Start
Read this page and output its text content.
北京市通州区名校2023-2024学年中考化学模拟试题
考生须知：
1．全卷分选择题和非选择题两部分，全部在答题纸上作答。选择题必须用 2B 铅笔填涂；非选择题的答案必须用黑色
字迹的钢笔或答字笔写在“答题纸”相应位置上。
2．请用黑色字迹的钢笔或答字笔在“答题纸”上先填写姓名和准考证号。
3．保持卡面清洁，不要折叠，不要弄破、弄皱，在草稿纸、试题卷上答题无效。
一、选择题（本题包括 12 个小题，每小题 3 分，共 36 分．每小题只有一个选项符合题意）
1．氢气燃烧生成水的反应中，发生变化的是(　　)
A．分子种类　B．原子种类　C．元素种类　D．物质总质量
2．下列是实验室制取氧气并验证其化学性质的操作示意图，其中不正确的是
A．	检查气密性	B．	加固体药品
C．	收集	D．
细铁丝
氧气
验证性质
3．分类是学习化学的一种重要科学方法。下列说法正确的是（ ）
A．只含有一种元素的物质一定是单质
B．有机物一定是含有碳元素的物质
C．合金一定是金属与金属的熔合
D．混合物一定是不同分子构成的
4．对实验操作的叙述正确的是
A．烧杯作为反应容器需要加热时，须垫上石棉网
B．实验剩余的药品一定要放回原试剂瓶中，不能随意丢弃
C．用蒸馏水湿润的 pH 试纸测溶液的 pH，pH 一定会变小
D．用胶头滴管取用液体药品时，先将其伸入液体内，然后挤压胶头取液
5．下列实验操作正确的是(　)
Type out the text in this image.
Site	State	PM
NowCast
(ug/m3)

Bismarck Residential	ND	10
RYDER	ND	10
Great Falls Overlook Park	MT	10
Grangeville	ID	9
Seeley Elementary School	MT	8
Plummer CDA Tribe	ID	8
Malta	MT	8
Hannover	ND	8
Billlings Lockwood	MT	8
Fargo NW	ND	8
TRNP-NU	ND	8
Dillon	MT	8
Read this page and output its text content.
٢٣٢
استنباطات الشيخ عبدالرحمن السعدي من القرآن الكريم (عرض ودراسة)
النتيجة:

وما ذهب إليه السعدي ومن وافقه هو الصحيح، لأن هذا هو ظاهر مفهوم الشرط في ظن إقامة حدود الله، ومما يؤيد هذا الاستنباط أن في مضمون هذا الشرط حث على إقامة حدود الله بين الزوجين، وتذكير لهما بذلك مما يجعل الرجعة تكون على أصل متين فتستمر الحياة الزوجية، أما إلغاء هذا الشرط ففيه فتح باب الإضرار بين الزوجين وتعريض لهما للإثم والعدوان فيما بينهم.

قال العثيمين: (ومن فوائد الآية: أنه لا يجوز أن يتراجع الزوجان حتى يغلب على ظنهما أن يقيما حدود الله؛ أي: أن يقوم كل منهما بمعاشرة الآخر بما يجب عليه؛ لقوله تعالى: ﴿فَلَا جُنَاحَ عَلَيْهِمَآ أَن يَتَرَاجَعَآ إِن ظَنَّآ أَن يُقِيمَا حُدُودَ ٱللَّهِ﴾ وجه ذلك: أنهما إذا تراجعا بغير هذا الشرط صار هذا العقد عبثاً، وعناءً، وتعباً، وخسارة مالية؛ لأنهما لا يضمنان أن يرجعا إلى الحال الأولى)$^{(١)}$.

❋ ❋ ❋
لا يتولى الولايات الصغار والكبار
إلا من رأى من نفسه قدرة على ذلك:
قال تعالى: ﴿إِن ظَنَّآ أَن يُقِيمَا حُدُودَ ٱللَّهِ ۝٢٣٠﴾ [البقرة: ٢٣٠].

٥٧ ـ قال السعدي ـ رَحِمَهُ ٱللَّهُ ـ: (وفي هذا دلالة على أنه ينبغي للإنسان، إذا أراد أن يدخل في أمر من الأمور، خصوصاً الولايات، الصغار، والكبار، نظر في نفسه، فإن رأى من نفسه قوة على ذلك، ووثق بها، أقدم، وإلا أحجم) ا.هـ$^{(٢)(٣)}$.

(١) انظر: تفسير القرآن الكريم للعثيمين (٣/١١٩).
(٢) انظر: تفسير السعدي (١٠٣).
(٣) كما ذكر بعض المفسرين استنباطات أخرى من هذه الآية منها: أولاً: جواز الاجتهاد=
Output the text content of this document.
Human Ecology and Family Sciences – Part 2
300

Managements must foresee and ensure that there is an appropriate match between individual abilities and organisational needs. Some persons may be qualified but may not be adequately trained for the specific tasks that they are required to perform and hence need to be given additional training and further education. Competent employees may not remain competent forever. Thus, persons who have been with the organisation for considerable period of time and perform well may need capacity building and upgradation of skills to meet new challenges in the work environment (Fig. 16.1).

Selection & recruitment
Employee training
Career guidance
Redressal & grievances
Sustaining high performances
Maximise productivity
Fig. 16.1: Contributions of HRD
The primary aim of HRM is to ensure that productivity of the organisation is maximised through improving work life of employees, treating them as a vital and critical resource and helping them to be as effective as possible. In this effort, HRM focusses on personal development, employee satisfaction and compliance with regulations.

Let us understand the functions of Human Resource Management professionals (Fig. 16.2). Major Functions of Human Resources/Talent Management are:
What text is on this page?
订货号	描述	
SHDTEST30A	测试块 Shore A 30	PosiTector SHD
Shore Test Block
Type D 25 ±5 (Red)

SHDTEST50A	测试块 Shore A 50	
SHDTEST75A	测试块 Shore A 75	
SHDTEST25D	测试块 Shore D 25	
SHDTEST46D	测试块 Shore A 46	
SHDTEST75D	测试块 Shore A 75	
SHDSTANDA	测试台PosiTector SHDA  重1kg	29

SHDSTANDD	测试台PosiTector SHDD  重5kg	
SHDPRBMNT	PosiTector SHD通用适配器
End
Quote exactly what appears from the line containing "What text is on this page?" through the final line of the listing above, including both of those lines.

What text is on this page?
订货号	描述	
SHDTEST30A	测试块 Shore A 30	PosiTector SHD
Shore Test Block
Type D 25 ±5 (Red)

SHDTEST50A	测试块 Shore A 50	
SHDTEST75A	测试块 Shore A 75	
SHDTEST25D	测试块 Shore D 25	
SHDTEST46D	测试块 Shore A 46	
SHDTEST75D	测试块 Shore A 75	
SHDSTANDA	测试台PosiTector SHDA  重1kg	29

SHDSTANDD	测试台PosiTector SHDD  重5kg	
SHDPRBMNT	PosiTector SHD通用适配器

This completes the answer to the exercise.